- EXERCISE
Here are records with pictures in them. Copy all of them exactly and leave the pictures out.

- DATA LISTING
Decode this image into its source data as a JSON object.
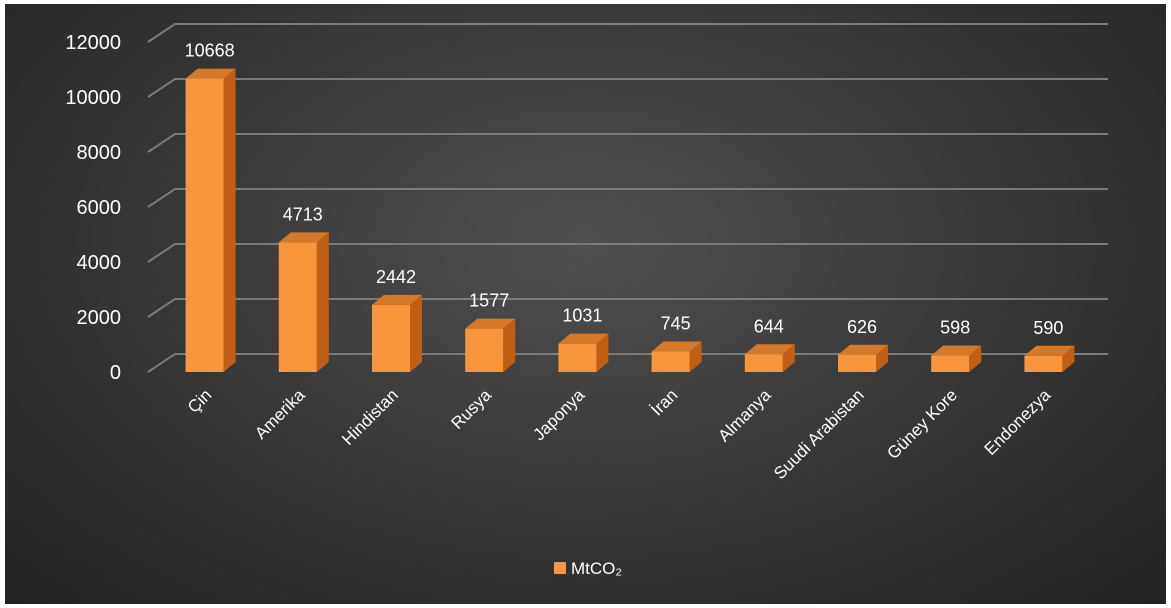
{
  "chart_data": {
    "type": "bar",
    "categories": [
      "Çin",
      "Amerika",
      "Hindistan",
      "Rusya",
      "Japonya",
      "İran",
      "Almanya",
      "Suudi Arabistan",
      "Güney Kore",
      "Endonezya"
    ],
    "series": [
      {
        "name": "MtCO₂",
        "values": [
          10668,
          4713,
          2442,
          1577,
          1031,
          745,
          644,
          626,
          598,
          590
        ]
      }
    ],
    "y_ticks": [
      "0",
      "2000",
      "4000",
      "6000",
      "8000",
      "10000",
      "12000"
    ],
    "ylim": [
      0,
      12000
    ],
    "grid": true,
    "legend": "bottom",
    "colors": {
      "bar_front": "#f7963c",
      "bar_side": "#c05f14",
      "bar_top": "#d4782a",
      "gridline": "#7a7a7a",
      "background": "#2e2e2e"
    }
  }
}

- THE COMPLETED TASK
Decode this image into its source data as a JSON object.
{
  "chart_data": {
    "type": "bar",
    "categories": [
      "Çin",
      "Amerika",
      "Hindistan",
      "Rusya",
      "Japonya",
      "İran",
      "Almanya",
      "Suudi Arabistan",
      "Güney Kore",
      "Endonezya"
    ],
    "series": [
      {
        "name": "MtCO₂",
        "values": [
          10668,
          4713,
          2442,
          1577,
          1031,
          745,
          644,
          626,
          598,
          590
        ]
      }
    ],
    "y_ticks": [
      "0",
      "2000",
      "4000",
      "6000",
      "8000",
      "10000",
      "12000"
    ],
    "ylim": [
      0,
      12000
    ],
    "grid": true,
    "legend": "bottom",
    "colors": {
      "bar_front": "#f7963c",
      "bar_side": "#c05f14",
      "bar_top": "#d4782a",
      "gridline": "#7a7a7a",
      "background": "#2e2e2e"
    }
  }
}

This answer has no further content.